> **Data for processing**
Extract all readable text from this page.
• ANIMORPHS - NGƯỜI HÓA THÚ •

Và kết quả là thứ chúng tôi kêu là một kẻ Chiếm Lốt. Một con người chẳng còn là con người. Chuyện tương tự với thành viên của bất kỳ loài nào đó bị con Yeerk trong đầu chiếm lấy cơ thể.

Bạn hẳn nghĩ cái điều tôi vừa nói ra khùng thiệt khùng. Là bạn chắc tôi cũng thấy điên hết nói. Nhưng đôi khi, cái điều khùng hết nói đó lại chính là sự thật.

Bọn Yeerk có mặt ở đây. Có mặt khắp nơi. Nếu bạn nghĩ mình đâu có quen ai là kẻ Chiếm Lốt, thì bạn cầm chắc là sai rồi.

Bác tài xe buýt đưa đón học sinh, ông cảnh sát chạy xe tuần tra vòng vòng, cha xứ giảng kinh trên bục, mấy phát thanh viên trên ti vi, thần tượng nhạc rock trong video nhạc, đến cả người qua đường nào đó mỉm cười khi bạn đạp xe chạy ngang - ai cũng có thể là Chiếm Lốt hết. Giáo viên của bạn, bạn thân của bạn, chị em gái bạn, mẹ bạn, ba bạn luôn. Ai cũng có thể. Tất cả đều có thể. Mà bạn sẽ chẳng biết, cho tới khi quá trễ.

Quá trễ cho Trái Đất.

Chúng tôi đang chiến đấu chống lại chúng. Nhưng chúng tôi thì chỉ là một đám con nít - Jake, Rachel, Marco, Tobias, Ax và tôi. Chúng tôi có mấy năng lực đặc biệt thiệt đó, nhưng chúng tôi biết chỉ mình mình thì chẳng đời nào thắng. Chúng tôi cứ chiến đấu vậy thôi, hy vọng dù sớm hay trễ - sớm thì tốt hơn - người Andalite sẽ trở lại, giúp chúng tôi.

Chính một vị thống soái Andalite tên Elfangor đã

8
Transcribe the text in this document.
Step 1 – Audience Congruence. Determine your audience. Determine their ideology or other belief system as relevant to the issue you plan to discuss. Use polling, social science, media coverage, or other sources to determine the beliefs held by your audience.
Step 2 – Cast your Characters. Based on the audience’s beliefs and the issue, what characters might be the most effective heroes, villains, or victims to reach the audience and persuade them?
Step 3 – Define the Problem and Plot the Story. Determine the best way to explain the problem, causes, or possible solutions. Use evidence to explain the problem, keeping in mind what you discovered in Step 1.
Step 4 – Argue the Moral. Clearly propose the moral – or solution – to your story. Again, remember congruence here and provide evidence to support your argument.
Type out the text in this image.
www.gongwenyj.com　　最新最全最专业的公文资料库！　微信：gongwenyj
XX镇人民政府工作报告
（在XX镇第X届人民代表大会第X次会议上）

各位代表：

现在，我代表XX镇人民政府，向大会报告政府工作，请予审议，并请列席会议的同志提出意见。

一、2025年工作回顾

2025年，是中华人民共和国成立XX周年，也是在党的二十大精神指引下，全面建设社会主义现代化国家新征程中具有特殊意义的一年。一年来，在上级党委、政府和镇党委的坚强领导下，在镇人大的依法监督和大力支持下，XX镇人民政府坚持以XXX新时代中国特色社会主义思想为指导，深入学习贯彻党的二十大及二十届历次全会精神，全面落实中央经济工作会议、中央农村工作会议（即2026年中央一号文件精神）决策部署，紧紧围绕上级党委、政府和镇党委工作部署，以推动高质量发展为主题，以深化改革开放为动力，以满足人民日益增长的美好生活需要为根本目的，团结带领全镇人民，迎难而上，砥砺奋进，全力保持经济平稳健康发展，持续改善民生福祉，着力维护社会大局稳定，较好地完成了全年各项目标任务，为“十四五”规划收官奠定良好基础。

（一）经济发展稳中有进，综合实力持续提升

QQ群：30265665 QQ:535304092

> **Task statement**
Extract all lines from the material above that include the word "chắc".

> **Response to this task**
Bạn hẳn nghĩ cái điều tôi vừa nói ra khùng thiệt khùng. Là bạn chắc tôi cũng thấy điên hết nói. Nhưng đôi khi, cái điều khùng hết nói đó lại chính là sự thật.
Bọn Yeerk có mặt ở đây. Có mặt khắp nơi. Nếu bạn nghĩ mình đâu có quen ai là kẻ Chiếm Lốt, thì bạn cầm chắc là sai rồi.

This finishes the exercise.